Return the records word for word. Any pictures in them are not part of the copy.

[Records excerpted from a collection]
..........

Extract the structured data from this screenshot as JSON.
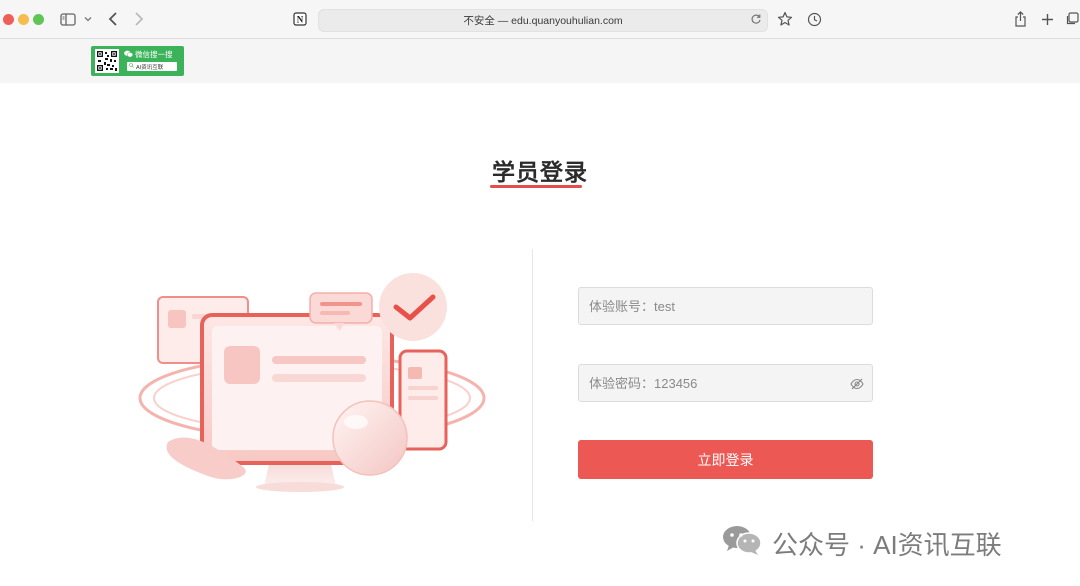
{
  "browser": {
    "address_text": "不安全 — edu.quanyouhulian.com"
  },
  "badge": {
    "wechat_label": "微信搜一搜",
    "search_text": "AI资讯互联"
  },
  "login": {
    "title": "学员登录",
    "account_placeholder": "体验账号：test",
    "password_placeholder": "体验密码：123456",
    "submit_label": "立即登录"
  },
  "watermark": {
    "text": "公众号 · AI资讯互联"
  },
  "colors": {
    "accent": "#ec5954",
    "title_underline": "#e74c4c",
    "badge_green": "#3cb35a"
  },
  "icons": [
    "sidebar-icon",
    "chevron-down-icon",
    "back-icon",
    "forward-icon",
    "notion-icon",
    "reload-icon",
    "star-icon",
    "history-icon",
    "share-icon",
    "new-tab-icon",
    "tabs-overview-icon",
    "eye-slash-icon",
    "wechat-icon"
  ]
}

..........

Solved exercise:
Extract the structured data from this screenshot as JSON.
{
  "browser": {
    "address_text": "不安全 — edu.quanyouhulian.com"
  },
  "badge": {
    "wechat_label": "微信搜一搜",
    "search_text": "AI资讯互联"
  },
  "login": {
    "title": "学员登录",
    "account_placeholder": "体验账号：test",
    "password_placeholder": "体验密码：123456",
    "submit_label": "立即登录"
  },
  "watermark": {
    "text": "公众号 · AI资讯互联"
  },
  "colors": {
    "accent": "#ec5954",
    "title_underline": "#e74c4c",
    "badge_green": "#3cb35a"
  },
  "icons": [
    "sidebar-icon",
    "chevron-down-icon",
    "back-icon",
    "forward-icon",
    "notion-icon",
    "reload-icon",
    "star-icon",
    "history-icon",
    "share-icon",
    "new-tab-icon",
    "tabs-overview-icon",
    "eye-slash-icon",
    "wechat-icon"
  ]
}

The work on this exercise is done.